▶ **WHAT YOU SHOULD DO**:
Write out each line exactly as it stands, please.
===== SOURCE DATA
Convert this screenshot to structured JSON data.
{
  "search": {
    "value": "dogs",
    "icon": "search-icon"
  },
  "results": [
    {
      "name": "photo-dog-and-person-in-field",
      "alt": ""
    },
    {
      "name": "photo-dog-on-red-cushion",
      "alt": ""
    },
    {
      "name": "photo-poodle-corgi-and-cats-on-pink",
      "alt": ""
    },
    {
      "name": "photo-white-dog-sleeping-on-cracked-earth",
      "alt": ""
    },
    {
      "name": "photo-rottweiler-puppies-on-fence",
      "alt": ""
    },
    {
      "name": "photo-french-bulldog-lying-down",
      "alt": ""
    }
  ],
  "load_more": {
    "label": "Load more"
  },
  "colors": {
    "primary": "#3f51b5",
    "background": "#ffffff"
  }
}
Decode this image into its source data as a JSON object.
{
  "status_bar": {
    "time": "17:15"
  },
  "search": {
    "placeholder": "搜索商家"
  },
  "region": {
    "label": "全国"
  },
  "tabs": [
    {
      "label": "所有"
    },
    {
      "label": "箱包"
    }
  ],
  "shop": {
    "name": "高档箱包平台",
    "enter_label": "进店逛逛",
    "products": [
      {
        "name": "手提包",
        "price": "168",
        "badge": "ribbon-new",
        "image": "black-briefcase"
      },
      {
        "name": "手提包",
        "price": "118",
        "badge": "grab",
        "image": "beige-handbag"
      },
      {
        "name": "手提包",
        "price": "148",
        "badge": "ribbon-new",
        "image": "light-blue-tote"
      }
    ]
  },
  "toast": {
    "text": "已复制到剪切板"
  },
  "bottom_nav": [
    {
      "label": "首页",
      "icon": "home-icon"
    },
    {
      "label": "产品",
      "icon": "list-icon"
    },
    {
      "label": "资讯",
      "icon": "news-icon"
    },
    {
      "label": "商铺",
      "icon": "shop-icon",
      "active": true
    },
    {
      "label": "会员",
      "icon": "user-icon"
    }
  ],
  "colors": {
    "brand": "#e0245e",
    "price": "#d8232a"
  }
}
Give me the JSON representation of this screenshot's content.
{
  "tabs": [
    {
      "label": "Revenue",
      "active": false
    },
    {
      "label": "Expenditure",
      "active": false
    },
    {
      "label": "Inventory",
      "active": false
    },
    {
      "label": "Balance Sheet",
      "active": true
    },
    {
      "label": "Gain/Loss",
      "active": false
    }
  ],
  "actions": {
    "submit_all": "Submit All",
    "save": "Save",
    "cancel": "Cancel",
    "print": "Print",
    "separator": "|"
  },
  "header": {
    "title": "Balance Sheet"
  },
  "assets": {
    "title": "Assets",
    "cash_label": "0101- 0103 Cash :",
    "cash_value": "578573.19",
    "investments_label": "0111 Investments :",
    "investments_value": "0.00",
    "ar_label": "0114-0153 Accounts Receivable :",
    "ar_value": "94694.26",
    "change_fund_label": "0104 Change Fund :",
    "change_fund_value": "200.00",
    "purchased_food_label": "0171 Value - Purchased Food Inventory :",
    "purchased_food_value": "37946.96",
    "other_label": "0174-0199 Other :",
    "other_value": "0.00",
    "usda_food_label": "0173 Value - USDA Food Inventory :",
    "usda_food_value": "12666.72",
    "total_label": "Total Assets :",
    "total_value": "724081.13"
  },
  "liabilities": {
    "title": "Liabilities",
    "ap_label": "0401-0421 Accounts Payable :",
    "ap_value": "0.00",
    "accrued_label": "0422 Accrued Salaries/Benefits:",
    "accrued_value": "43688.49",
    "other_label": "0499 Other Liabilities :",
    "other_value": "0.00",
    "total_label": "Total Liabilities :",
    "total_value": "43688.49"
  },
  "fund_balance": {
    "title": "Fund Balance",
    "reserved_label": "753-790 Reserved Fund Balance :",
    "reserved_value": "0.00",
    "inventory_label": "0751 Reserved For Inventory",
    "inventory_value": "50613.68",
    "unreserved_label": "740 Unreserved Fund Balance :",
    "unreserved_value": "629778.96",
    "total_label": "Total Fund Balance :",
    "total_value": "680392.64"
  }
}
==========
▶ **FULL RESPONSE**:
Convert this screenshot to structured JSON data.
{
  "search": {
    "value": "dogs",
    "icon": "search-icon"
  },
  "results": [
    {
      "name": "photo-dog-and-person-in-field",
      "alt": ""
    },
    {
      "name": "photo-dog-on-red-cushion",
      "alt": ""
    },
    {
      "name": "photo-poodle-corgi-and-cats-on-pink",
      "alt": ""
    },
    {
      "name": "photo-white-dog-sleeping-on-cracked-earth",
      "alt": ""
    },
    {
      "name": "photo-rottweiler-puppies-on-fence",
      "alt": ""
    },
    {
      "name": "photo-french-bulldog-lying-down",
      "alt": ""
    }
  ],
  "load_more": {
    "label": "Load more"
  },
  "colors": {
    "primary": "#3f51b5",
    "background": "#ffffff"
  }
}
Decode this image into its source data as a JSON object.
{
  "status_bar": {
    "time": "17:15"
  },
  "search": {
    "placeholder": "搜索商家"
  },
  "region": {
    "label": "全国"
  },
  "tabs": [
    {
      "label": "所有"
    },
    {
      "label": "箱包"
    }
  ],
  "shop": {
    "name": "高档箱包平台",
    "enter_label": "进店逛逛",
    "products": [
      {
        "name": "手提包",
        "price": "168",
        "badge": "ribbon-new",
        "image": "black-briefcase"
      },
      {
        "name": "手提包",
        "price": "118",
        "badge": "grab",
        "image": "beige-handbag"
      },
      {
        "name": "手提包",
        "price": "148",
        "badge": "ribbon-new",
        "image": "light-blue-tote"
      }
    ]
  },
  "toast": {
    "text": "已复制到剪切板"
  },
  "bottom_nav": [
    {
      "label": "首页",
      "icon": "home-icon"
    },
    {
      "label": "产品",
      "icon": "list-icon"
    },
    {
      "label": "资讯",
      "icon": "news-icon"
    },
    {
      "label": "商铺",
      "icon": "shop-icon",
      "active": true
    },
    {
      "label": "会员",
      "icon": "user-icon"
    }
  ],
  "colors": {
    "brand": "#e0245e",
    "price": "#d8232a"
  }
}
Give me the JSON representation of this screenshot's content.
{
  "tabs": [
    {
      "label": "Revenue",
      "active": false
    },
    {
      "label": "Expenditure",
      "active": false
    },
    {
      "label": "Inventory",
      "active": false
    },
    {
      "label": "Balance Sheet",
      "active": true
    },
    {
      "label": "Gain/Loss",
      "active": false
    }
  ],
  "actions": {
    "submit_all": "Submit All",
    "save": "Save",
    "cancel": "Cancel",
    "print": "Print",
    "separator": "|"
  },
  "header": {
    "title": "Balance Sheet"
  },
  "assets": {
    "title": "Assets",
    "cash_label": "0101- 0103 Cash :",
    "cash_value": "578573.19",
    "investments_label": "0111 Investments :",
    "investments_value": "0.00",
    "ar_label": "0114-0153 Accounts Receivable :",
    "ar_value": "94694.26",
    "change_fund_label": "0104 Change Fund :",
    "change_fund_value": "200.00",
    "purchased_food_label": "0171 Value - Purchased Food Inventory :",
    "purchased_food_value": "37946.96",
    "other_label": "0174-0199 Other :",
    "other_value": "0.00",
    "usda_food_label": "0173 Value - USDA Food Inventory :",
    "usda_food_value": "12666.72",
    "total_label": "Total Assets :",
    "total_value": "724081.13"
  },
  "liabilities": {
    "title": "Liabilities",
    "ap_label": "0401-0421 Accounts Payable :",
    "ap_value": "0.00",
    "accrued_label": "0422 Accrued Salaries/Benefits:",
    "accrued_value": "43688.49",
    "other_label": "0499 Other Liabilities :",
    "other_value": "0.00",
    "total_label": "Total Liabilities :",
    "total_value": "43688.49"
  },
  "fund_balance": {
    "title": "Fund Balance",
    "reserved_label": "753-790 Reserved Fund Balance :",
    "reserved_value": "0.00",
    "inventory_label": "0751 Reserved For Inventory",
    "inventory_value": "50613.68",
    "unreserved_label": "740 Unreserved Fund Balance :",
    "unreserved_value": "629778.96",
    "total_label": "Total Fund Balance :",
    "total_value": "680392.64"
  }
}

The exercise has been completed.